> _Short exercise_:
Filter the entries below, keeping every line that has the word "Cycle".

> _Data listing_:
____________________

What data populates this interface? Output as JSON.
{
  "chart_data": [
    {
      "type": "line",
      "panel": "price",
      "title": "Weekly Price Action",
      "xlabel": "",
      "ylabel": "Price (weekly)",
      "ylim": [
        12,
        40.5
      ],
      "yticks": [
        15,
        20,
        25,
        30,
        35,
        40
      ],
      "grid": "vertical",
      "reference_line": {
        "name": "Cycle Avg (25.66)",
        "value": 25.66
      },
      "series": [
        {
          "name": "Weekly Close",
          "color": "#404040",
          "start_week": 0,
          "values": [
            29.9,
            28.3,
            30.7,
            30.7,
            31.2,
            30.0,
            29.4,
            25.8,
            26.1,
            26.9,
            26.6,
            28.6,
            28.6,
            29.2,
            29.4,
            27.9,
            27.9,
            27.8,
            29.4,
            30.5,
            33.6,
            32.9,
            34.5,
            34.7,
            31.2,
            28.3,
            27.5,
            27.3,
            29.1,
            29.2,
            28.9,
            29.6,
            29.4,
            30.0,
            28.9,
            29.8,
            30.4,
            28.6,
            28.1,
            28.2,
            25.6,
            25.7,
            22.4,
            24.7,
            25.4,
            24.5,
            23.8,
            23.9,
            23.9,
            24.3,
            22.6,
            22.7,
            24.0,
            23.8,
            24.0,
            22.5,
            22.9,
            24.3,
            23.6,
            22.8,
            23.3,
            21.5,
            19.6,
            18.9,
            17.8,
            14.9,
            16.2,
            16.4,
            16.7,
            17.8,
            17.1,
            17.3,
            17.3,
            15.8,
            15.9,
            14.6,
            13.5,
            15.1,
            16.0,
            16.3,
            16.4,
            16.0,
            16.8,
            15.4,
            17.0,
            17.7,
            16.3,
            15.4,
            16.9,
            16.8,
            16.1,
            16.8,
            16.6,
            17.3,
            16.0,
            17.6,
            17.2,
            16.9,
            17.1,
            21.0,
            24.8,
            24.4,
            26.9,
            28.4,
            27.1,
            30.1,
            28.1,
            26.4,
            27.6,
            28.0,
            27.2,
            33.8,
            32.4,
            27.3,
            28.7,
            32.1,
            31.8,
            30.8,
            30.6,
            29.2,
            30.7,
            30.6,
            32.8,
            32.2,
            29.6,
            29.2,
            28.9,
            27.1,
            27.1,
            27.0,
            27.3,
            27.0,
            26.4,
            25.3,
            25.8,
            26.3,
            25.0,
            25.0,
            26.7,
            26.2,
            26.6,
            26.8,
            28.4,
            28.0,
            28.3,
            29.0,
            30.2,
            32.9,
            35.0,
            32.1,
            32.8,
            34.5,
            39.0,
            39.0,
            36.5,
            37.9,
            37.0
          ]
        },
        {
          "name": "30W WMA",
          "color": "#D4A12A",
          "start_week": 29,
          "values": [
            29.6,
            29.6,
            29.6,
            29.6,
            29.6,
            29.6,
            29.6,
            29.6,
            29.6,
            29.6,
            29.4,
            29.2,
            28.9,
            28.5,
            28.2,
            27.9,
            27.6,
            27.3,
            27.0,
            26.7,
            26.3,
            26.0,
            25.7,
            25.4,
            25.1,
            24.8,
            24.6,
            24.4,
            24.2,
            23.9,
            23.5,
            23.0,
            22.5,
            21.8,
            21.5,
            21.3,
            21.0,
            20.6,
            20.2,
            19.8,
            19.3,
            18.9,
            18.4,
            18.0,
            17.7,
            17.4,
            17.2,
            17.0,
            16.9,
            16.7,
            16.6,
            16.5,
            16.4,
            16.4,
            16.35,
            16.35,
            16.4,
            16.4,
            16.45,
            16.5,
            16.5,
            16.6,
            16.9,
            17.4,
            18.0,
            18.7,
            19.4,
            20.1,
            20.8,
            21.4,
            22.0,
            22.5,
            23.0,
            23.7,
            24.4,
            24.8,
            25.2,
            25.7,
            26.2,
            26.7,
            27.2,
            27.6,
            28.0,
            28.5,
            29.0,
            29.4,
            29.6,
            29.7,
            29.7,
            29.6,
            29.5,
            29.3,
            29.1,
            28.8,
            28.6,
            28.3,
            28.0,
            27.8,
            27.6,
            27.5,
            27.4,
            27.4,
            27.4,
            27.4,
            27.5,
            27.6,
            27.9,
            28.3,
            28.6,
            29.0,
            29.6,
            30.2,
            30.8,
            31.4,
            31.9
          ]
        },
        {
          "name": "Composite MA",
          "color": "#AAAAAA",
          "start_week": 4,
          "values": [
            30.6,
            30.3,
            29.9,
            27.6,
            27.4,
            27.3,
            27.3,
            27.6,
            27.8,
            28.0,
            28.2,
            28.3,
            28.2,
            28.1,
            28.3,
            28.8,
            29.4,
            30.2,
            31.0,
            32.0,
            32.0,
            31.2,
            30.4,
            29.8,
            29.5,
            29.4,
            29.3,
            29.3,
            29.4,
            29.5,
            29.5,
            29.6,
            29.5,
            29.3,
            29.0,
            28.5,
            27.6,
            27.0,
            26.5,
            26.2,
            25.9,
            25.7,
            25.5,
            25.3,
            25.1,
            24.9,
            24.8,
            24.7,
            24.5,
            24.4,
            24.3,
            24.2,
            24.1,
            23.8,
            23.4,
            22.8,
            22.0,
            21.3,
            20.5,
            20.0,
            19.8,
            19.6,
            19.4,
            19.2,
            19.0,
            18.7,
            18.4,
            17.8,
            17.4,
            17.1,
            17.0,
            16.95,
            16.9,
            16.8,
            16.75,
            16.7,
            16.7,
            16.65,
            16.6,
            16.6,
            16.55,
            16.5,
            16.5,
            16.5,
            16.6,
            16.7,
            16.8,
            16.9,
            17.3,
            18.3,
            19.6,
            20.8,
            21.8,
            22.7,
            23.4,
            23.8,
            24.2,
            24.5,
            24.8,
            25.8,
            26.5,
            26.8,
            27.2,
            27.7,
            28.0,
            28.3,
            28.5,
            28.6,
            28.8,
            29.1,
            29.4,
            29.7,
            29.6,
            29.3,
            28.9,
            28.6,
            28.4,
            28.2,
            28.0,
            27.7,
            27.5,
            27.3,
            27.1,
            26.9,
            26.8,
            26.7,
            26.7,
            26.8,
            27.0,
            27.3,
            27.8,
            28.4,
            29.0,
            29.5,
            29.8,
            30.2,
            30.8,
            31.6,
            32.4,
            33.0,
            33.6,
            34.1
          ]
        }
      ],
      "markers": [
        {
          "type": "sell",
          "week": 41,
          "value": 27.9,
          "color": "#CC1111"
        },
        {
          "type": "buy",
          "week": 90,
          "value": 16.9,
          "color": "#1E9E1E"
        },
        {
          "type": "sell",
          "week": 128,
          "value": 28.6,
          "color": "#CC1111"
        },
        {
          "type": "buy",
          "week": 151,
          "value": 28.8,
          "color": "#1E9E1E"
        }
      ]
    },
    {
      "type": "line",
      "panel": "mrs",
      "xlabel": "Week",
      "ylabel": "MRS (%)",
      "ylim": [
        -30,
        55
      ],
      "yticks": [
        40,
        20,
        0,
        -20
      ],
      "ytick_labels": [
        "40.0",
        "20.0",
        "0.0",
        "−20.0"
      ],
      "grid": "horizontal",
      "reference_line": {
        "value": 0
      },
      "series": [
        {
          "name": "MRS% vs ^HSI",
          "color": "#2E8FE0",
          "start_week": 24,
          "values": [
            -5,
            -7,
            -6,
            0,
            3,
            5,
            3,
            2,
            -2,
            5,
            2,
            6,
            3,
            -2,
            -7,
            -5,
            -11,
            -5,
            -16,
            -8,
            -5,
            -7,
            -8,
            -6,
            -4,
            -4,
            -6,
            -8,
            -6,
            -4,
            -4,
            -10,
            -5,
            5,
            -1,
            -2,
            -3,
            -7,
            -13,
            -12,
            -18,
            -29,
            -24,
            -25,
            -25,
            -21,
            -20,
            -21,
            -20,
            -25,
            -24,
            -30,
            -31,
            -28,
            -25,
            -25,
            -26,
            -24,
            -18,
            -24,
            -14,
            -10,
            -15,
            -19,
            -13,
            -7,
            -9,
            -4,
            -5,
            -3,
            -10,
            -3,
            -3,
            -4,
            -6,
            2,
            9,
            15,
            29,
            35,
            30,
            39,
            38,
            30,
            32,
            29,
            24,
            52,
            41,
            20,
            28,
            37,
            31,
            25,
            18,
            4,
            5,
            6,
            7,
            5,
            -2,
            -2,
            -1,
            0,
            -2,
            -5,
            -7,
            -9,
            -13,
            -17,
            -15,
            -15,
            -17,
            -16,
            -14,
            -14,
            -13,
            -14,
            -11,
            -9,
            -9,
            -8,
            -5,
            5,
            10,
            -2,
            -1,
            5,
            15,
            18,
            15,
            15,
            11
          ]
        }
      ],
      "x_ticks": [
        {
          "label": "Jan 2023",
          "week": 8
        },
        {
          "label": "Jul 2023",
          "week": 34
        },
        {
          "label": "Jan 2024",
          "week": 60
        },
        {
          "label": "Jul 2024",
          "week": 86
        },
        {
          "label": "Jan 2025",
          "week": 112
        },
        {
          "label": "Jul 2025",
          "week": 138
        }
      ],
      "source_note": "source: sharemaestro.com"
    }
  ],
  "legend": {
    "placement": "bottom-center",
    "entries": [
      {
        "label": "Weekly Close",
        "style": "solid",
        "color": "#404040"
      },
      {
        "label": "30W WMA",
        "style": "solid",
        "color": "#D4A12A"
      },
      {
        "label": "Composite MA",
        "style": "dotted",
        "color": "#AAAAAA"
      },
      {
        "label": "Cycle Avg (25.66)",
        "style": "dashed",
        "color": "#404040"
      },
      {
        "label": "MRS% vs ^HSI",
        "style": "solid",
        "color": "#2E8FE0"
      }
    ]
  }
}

____________________

> _Full response_:
        "name": "Cycle Avg (25.66)",
        "label": "Cycle Avg (25.66)",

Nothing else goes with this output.